### Provided text
══════

If you can find the key to the link between Noddy and his companions, the ‘St Custards skool’ dog, an exclusive address on Piccadilly and Artemisia absinthium, you’ll realize there’s an odd one out. Which?
Oskar, who wouldn’t grow up, and Tamino, who had a charmed life, could form an unlikely band with the hero of a modern novel that begins in Sicily and ranges across America. Why?
‘Noddy and his companions’ is nothing to do with Enid Blyton but refers to the (equally loveable) Noddy Holder and the rock band Slade.
The ‘St Custards skool’ dog (in the ‘Molesworth’ books by Geoffrey Willans and Ronald Searle) is named Wandsworth, no doubt as a knowing reference to London’s largest prison.
The Albany is an exclusive block of flats next to Burlington House on London’s Piccadilly, whose residents have included Lord Byron, Lord Palmerston, Gladstone, Aldous Huxley, Graham Greene, Alan Clark and (after the men-only restriction was lifted) Dame Edith Evans. Altogether a less desirable address, Albany prison is a high security facility on the site of Albany Barracks, part of HMP Isle of Wight.

══════

### Exercise details
Continue the puzzle text about Slade, Wandsworth and Albany from the point where it stops. The rows come from a separate source, unrelated to the puzzle text.

══════

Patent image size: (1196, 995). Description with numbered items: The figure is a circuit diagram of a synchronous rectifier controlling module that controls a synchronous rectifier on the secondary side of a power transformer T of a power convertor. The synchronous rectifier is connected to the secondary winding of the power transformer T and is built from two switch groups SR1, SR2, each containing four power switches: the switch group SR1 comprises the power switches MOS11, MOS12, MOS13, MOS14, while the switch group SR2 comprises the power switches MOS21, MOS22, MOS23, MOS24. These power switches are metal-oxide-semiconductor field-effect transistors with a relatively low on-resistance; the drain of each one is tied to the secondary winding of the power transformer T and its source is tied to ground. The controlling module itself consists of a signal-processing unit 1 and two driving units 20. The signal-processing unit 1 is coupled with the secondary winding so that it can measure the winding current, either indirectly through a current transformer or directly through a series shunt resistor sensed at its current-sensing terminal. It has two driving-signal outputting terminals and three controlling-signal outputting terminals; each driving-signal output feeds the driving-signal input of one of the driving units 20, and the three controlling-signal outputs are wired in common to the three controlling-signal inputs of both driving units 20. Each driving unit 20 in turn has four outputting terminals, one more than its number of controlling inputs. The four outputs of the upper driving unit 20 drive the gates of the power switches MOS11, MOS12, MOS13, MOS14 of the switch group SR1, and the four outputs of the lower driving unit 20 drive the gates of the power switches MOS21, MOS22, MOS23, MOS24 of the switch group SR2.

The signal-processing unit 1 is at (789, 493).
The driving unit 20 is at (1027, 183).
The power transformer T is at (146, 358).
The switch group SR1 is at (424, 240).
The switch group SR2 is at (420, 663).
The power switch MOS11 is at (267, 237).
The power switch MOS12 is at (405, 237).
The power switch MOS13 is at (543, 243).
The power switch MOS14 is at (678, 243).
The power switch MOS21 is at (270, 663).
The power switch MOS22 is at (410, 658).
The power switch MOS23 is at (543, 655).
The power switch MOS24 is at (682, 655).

══════

### Result
Artemisia absinthium is wormwood, the aromatic plant that’s a traditional ingredient of vermouth and absinthe (as suggested by its taxonomic name). Wormwood Scrubs prison is in London, close to White City.
What distinguishes Slade prison from the other three is that it’s fictional, having been invented by writers Dick Clement and Ian La Frenais (and placed supposedly somewhere near Carlisle) for the TV comedy Porridge.
Oskar Matzerath is the hero of Günter Grass’s The Tin Drum (Die Blechtrommel, 1959), whose growth is arrested at the time of the Nazi rise to power in Germany and doesn’t begin again until after the war.
Tamino is the romantic hero of Mozart’s Die Zauberflöte or The Magic Flute. The flute protects him from many dangers en route to the heart of his beloved.
Annie Proulx’s 1996 novel Accordion Crimes is the story of an accordion, made by a Sicilian, which passes from owner to owner on a strange epic journey across the USA.
Look at these people – and to ’ell with them all! Why would we say that?
Where there’s the first, there’s brass. Where there’s the second, there’s usually a bird of some description. And a bottle of the third provoked Long John into song. So what’s the fourth?
LL Cool J, originally James T. Smith (b.1968), who took his stage name (short for Ladies Love Cool James) when he was 16. His hits include ‘I Need Love’ and ‘Ain’t Nobody’.
Tennis star Lleyton Hewitt (b.1981), 2001 US Open and 2002 Wimbledon singles champion.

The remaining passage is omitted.